TASK OBJECTIVE
Reproduce the listing below word for word, with no pictures.

>> START

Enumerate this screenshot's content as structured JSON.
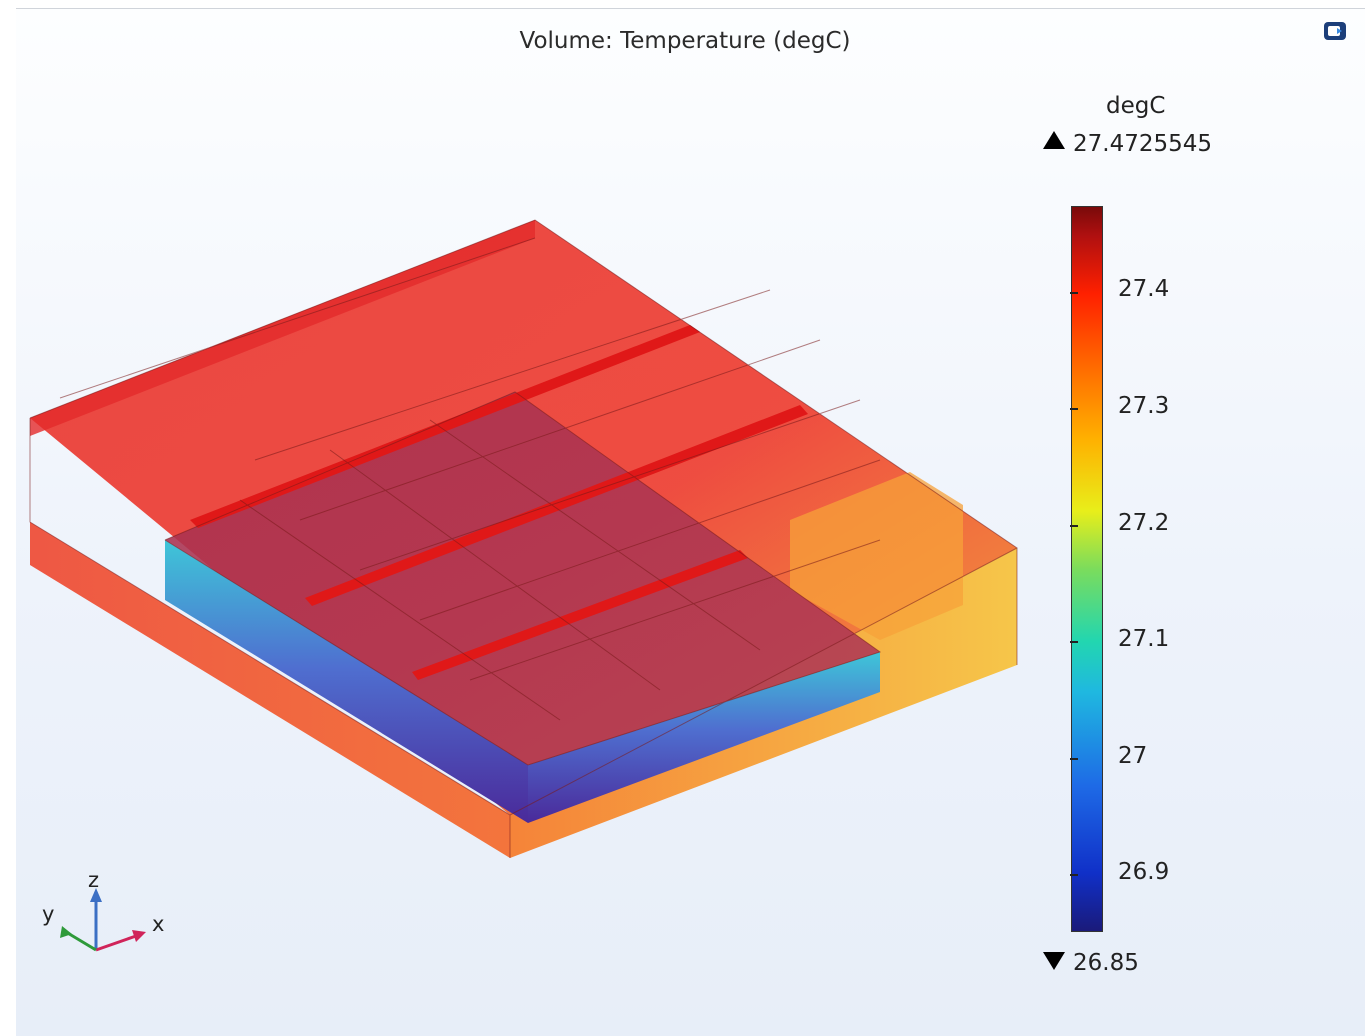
{
  "plot": {
    "title": "Volume: Temperature (degC)"
  },
  "colorbar": {
    "unit": "degC",
    "max": "27.4725545",
    "min": "26.85",
    "ticks": [
      "27.4",
      "27.3",
      "27.2",
      "27.1",
      "27",
      "26.9"
    ]
  },
  "axes": {
    "x": "x",
    "y": "y",
    "z": "z"
  },
  "icons": {
    "corner": "screenshot-icon"
  },
  "colors": {
    "hot": "#e8262a",
    "cold": "#2a2a9a",
    "mid": "#22c8d8",
    "warm": "#ff9a1a"
  }
}
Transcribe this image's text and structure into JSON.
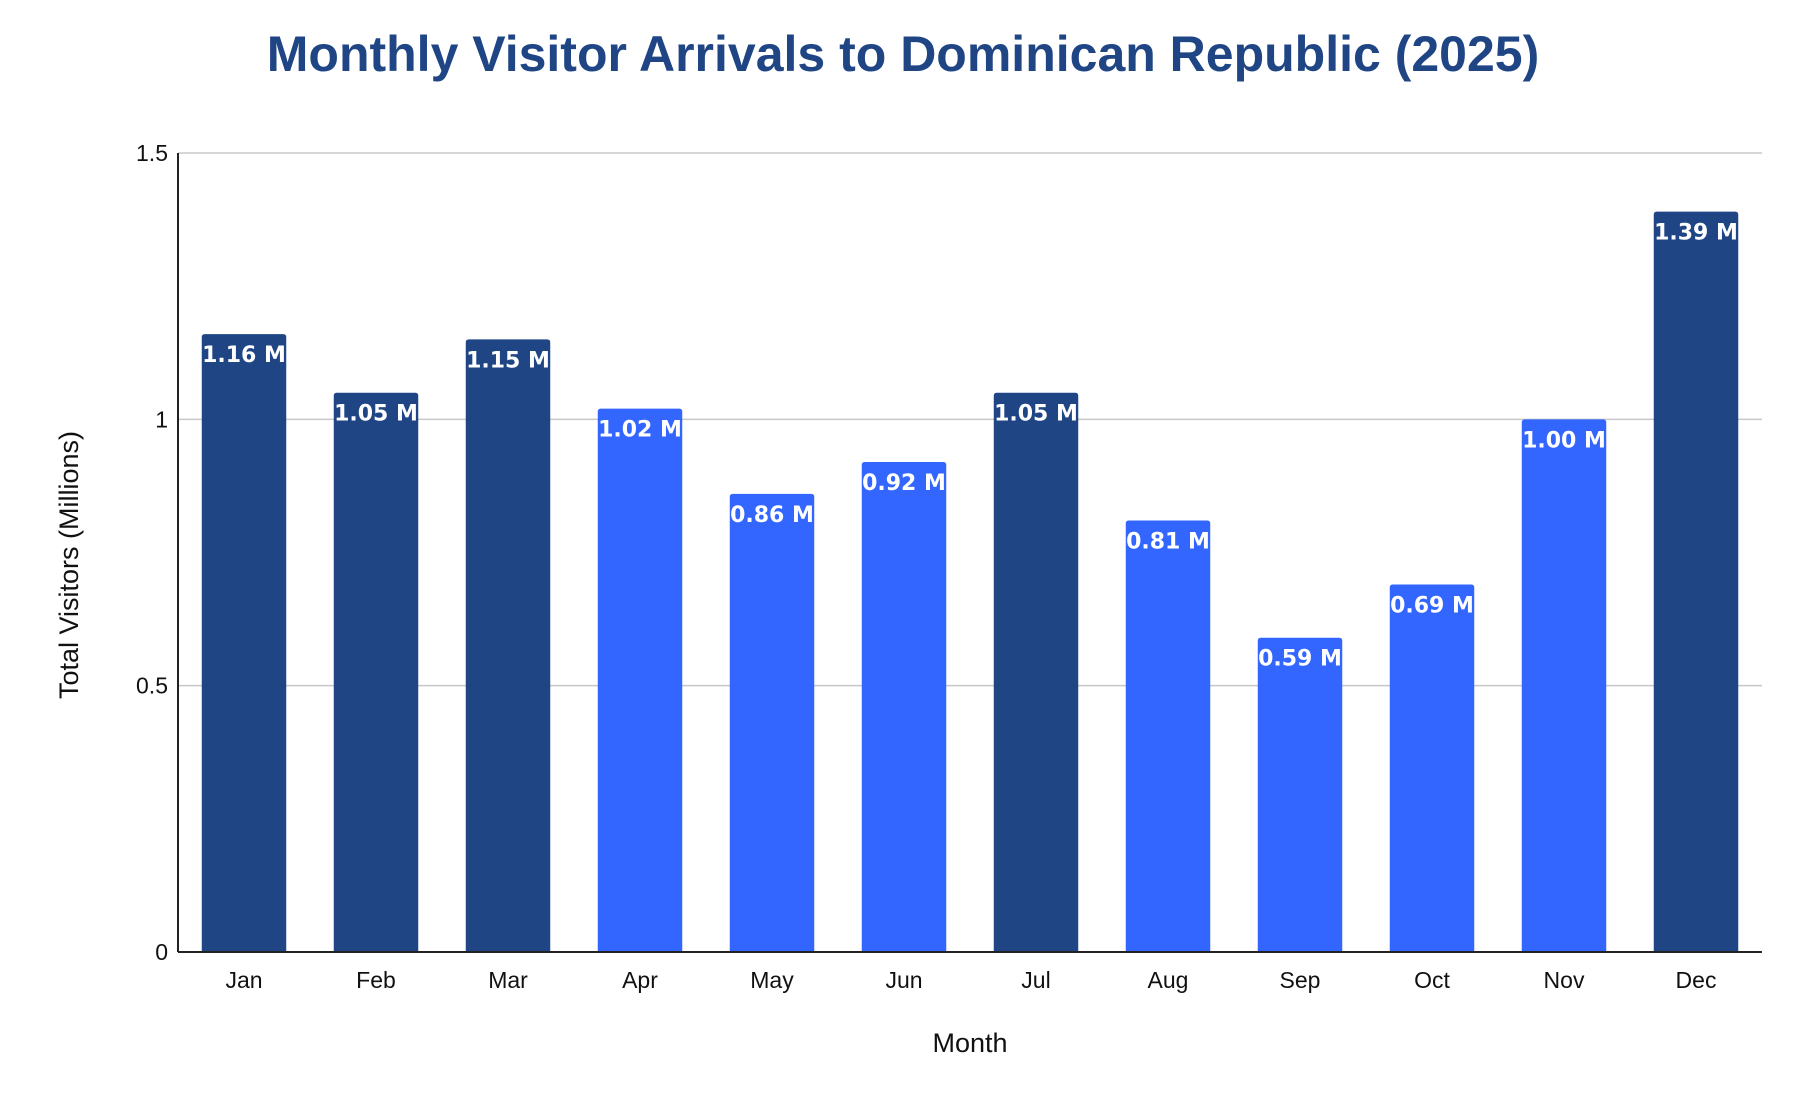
{
  "chart_data": {
    "type": "bar",
    "title": "Monthly Visitor Arrivals to Dominican Republic (2025)",
    "xlabel": "Month",
    "ylabel": "Total Visitors (Millions)",
    "ylim": [
      0,
      1.5
    ],
    "yticks": [
      0,
      0.5,
      1,
      1.5
    ],
    "ytick_labels": [
      "0",
      "0.5",
      "1",
      "1.5"
    ],
    "grid": true,
    "categories": [
      "Jan",
      "Feb",
      "Mar",
      "Apr",
      "May",
      "Jun",
      "Jul",
      "Aug",
      "Sep",
      "Oct",
      "Nov",
      "Dec"
    ],
    "values": [
      1.16,
      1.05,
      1.15,
      1.02,
      0.86,
      0.92,
      1.05,
      0.81,
      0.59,
      0.69,
      1.0,
      1.39
    ],
    "data_labels": [
      "1.16 M",
      "1.05 M",
      "1.15 M",
      "1.02 M",
      "0.86 M",
      "0.92 M",
      "1.05 M",
      "0.81 M",
      "0.59 M",
      "0.69 M",
      "1.00 M",
      "1.39 M"
    ],
    "bar_colors": [
      "#1f4585",
      "#1f4585",
      "#1f4585",
      "#3366ff",
      "#3366ff",
      "#3366ff",
      "#1f4585",
      "#3366ff",
      "#3366ff",
      "#3366ff",
      "#3366ff",
      "#1f4585"
    ]
  }
}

>> END

TASK OUTPUT
Enumerate this screenshot's content as structured JSON.
{
  "plot": {
    "title": "Volume: Temperature (degC)"
  },
  "colorbar": {
    "unit": "degC",
    "max": "27.4725545",
    "min": "26.85",
    "ticks": [
      "27.4",
      "27.3",
      "27.2",
      "27.1",
      "27",
      "26.9"
    ]
  },
  "axes": {
    "x": "x",
    "y": "y",
    "z": "z"
  },
  "icons": {
    "corner": "screenshot-icon"
  },
  "colors": {
    "hot": "#e8262a",
    "cold": "#2a2a9a",
    "mid": "#22c8d8",
    "warm": "#ff9a1a"
  }
}
Transcribe this image's text and structure into JSON.
{
  "chart_data": {
    "type": "bar",
    "title": "Monthly Visitor Arrivals to Dominican Republic (2025)",
    "xlabel": "Month",
    "ylabel": "Total Visitors (Millions)",
    "ylim": [
      0,
      1.5
    ],
    "yticks": [
      0,
      0.5,
      1,
      1.5
    ],
    "ytick_labels": [
      "0",
      "0.5",
      "1",
      "1.5"
    ],
    "grid": true,
    "categories": [
      "Jan",
      "Feb",
      "Mar",
      "Apr",
      "May",
      "Jun",
      "Jul",
      "Aug",
      "Sep",
      "Oct",
      "Nov",
      "Dec"
    ],
    "values": [
      1.16,
      1.05,
      1.15,
      1.02,
      0.86,
      0.92,
      1.05,
      0.81,
      0.59,
      0.69,
      1.0,
      1.39
    ],
    "data_labels": [
      "1.16 M",
      "1.05 M",
      "1.15 M",
      "1.02 M",
      "0.86 M",
      "0.92 M",
      "1.05 M",
      "0.81 M",
      "0.59 M",
      "0.69 M",
      "1.00 M",
      "1.39 M"
    ],
    "bar_colors": [
      "#1f4585",
      "#1f4585",
      "#1f4585",
      "#3366ff",
      "#3366ff",
      "#3366ff",
      "#1f4585",
      "#3366ff",
      "#3366ff",
      "#3366ff",
      "#3366ff",
      "#1f4585"
    ]
  }
}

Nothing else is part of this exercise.